--- begin ---

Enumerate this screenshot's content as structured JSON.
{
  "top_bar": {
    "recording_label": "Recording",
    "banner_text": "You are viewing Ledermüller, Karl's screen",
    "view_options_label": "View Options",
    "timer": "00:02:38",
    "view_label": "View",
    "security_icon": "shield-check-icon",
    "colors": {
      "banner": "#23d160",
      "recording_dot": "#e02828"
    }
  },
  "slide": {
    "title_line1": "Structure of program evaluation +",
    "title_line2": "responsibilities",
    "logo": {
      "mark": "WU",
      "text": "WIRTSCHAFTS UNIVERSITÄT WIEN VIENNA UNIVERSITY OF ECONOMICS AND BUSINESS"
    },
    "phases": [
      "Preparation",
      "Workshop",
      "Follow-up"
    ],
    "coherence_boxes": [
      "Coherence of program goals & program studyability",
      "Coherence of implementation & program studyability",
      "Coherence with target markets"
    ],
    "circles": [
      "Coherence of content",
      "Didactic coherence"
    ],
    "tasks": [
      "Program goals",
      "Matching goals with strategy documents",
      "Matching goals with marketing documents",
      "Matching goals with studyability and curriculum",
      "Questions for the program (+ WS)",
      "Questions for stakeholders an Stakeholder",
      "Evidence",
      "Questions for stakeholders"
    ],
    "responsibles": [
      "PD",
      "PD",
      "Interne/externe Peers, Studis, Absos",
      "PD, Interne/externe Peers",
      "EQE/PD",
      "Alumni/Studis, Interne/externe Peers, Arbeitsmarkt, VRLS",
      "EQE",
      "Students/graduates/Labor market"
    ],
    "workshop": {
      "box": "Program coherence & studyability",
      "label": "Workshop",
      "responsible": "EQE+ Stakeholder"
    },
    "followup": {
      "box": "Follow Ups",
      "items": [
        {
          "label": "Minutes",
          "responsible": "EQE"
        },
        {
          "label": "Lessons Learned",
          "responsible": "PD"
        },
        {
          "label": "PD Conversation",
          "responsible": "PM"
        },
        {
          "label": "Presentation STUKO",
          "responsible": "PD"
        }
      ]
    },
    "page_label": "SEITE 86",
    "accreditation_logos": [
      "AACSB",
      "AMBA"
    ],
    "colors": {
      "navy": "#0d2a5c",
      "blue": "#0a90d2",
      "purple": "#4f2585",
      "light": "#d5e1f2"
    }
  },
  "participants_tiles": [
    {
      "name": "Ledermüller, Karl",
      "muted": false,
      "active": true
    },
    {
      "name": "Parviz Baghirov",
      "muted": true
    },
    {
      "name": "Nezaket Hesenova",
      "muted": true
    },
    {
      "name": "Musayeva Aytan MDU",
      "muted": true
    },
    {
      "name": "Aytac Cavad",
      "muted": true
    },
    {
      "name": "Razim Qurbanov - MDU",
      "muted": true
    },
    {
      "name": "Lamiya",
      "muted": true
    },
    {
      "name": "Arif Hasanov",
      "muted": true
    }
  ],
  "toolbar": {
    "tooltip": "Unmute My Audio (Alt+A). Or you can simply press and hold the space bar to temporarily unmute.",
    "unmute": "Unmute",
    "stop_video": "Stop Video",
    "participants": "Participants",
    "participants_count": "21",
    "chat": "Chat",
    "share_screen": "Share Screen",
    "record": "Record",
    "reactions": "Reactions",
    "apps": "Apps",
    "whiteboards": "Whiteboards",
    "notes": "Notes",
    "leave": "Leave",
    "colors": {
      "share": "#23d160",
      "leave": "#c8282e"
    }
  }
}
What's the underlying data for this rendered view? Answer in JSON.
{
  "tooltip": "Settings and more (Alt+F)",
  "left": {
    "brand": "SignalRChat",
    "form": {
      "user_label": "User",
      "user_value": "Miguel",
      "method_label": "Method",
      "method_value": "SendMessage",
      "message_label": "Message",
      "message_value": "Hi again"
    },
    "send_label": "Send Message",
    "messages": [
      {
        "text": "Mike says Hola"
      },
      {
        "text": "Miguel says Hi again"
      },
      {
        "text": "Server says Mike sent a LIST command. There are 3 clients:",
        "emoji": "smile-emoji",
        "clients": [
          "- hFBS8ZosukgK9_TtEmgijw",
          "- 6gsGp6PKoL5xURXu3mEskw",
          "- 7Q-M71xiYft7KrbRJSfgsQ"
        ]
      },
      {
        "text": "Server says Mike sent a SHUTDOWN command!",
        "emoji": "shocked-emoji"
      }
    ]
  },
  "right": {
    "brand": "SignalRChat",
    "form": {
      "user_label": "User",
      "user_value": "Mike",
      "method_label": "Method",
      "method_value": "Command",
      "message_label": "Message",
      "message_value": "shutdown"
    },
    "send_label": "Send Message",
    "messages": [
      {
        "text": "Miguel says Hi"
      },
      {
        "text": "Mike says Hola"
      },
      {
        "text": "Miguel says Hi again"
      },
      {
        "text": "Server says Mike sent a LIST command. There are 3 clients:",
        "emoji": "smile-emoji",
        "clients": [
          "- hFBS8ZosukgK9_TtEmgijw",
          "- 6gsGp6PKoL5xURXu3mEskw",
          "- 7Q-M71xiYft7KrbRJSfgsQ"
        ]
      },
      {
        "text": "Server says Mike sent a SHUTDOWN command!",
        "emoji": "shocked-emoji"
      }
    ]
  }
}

--- end ---

_WHAT YOU WILL DO:_
Copy all data exactly, start to finish.

_REPLY:_
Enumerate this screenshot's content as structured JSON.
{
  "top_bar": {
    "recording_label": "Recording",
    "banner_text": "You are viewing Ledermüller, Karl's screen",
    "view_options_label": "View Options",
    "timer": "00:02:38",
    "view_label": "View",
    "security_icon": "shield-check-icon",
    "colors": {
      "banner": "#23d160",
      "recording_dot": "#e02828"
    }
  },
  "slide": {
    "title_line1": "Structure of program evaluation +",
    "title_line2": "responsibilities",
    "logo": {
      "mark": "WU",
      "text": "WIRTSCHAFTS UNIVERSITÄT WIEN VIENNA UNIVERSITY OF ECONOMICS AND BUSINESS"
    },
    "phases": [
      "Preparation",
      "Workshop",
      "Follow-up"
    ],
    "coherence_boxes": [
      "Coherence of program goals & program studyability",
      "Coherence of implementation & program studyability",
      "Coherence with target markets"
    ],
    "circles": [
      "Coherence of content",
      "Didactic coherence"
    ],
    "tasks": [
      "Program goals",
      "Matching goals with strategy documents",
      "Matching goals with marketing documents",
      "Matching goals with studyability and curriculum",
      "Questions for the program (+ WS)",
      "Questions for stakeholders an Stakeholder",
      "Evidence",
      "Questions for stakeholders"
    ],
    "responsibles": [
      "PD",
      "PD",
      "Interne/externe Peers, Studis, Absos",
      "PD, Interne/externe Peers",
      "EQE/PD",
      "Alumni/Studis, Interne/externe Peers, Arbeitsmarkt, VRLS",
      "EQE",
      "Students/graduates/Labor market"
    ],
    "workshop": {
      "box": "Program coherence & studyability",
      "label": "Workshop",
      "responsible": "EQE+ Stakeholder"
    },
    "followup": {
      "box": "Follow Ups",
      "items": [
        {
          "label": "Minutes",
          "responsible": "EQE"
        },
        {
          "label": "Lessons Learned",
          "responsible": "PD"
        },
        {
          "label": "PD Conversation",
          "responsible": "PM"
        },
        {
          "label": "Presentation STUKO",
          "responsible": "PD"
        }
      ]
    },
    "page_label": "SEITE 86",
    "accreditation_logos": [
      "AACSB",
      "AMBA"
    ],
    "colors": {
      "navy": "#0d2a5c",
      "blue": "#0a90d2",
      "purple": "#4f2585",
      "light": "#d5e1f2"
    }
  },
  "participants_tiles": [
    {
      "name": "Ledermüller, Karl",
      "muted": false,
      "active": true
    },
    {
      "name": "Parviz Baghirov",
      "muted": true
    },
    {
      "name": "Nezaket Hesenova",
      "muted": true
    },
    {
      "name": "Musayeva Aytan MDU",
      "muted": true
    },
    {
      "name": "Aytac Cavad",
      "muted": true
    },
    {
      "name": "Razim Qurbanov - MDU",
      "muted": true
    },
    {
      "name": "Lamiya",
      "muted": true
    },
    {
      "name": "Arif Hasanov",
      "muted": true
    }
  ],
  "toolbar": {
    "tooltip": "Unmute My Audio (Alt+A). Or you can simply press and hold the space bar to temporarily unmute.",
    "unmute": "Unmute",
    "stop_video": "Stop Video",
    "participants": "Participants",
    "participants_count": "21",
    "chat": "Chat",
    "share_screen": "Share Screen",
    "record": "Record",
    "reactions": "Reactions",
    "apps": "Apps",
    "whiteboards": "Whiteboards",
    "notes": "Notes",
    "leave": "Leave",
    "colors": {
      "share": "#23d160",
      "leave": "#c8282e"
    }
  }
}
What's the underlying data for this rendered view? Answer in JSON.
{
  "tooltip": "Settings and more (Alt+F)",
  "left": {
    "brand": "SignalRChat",
    "form": {
      "user_label": "User",
      "user_value": "Miguel",
      "method_label": "Method",
      "method_value": "SendMessage",
      "message_label": "Message",
      "message_value": "Hi again"
    },
    "send_label": "Send Message",
    "messages": [
      {
        "text": "Mike says Hola"
      },
      {
        "text": "Miguel says Hi again"
      },
      {
        "text": "Server says Mike sent a LIST command. There are 3 clients:",
        "emoji": "smile-emoji",
        "clients": [
          "- hFBS8ZosukgK9_TtEmgijw",
          "- 6gsGp6PKoL5xURXu3mEskw",
          "- 7Q-M71xiYft7KrbRJSfgsQ"
        ]
      },
      {
        "text": "Server says Mike sent a SHUTDOWN command!",
        "emoji": "shocked-emoji"
      }
    ]
  },
  "right": {
    "brand": "SignalRChat",
    "form": {
      "user_label": "User",
      "user_value": "Mike",
      "method_label": "Method",
      "method_value": "Command",
      "message_label": "Message",
      "message_value": "shutdown"
    },
    "send_label": "Send Message",
    "messages": [
      {
        "text": "Miguel says Hi"
      },
      {
        "text": "Mike says Hola"
      },
      {
        "text": "Miguel says Hi again"
      },
      {
        "text": "Server says Mike sent a LIST command. There are 3 clients:",
        "emoji": "smile-emoji",
        "clients": [
          "- hFBS8ZosukgK9_TtEmgijw",
          "- 6gsGp6PKoL5xURXu3mEskw",
          "- 7Q-M71xiYft7KrbRJSfgsQ"
        ]
      },
      {
        "text": "Server says Mike sent a SHUTDOWN command!",
        "emoji": "shocked-emoji"
      }
    ]
  }
}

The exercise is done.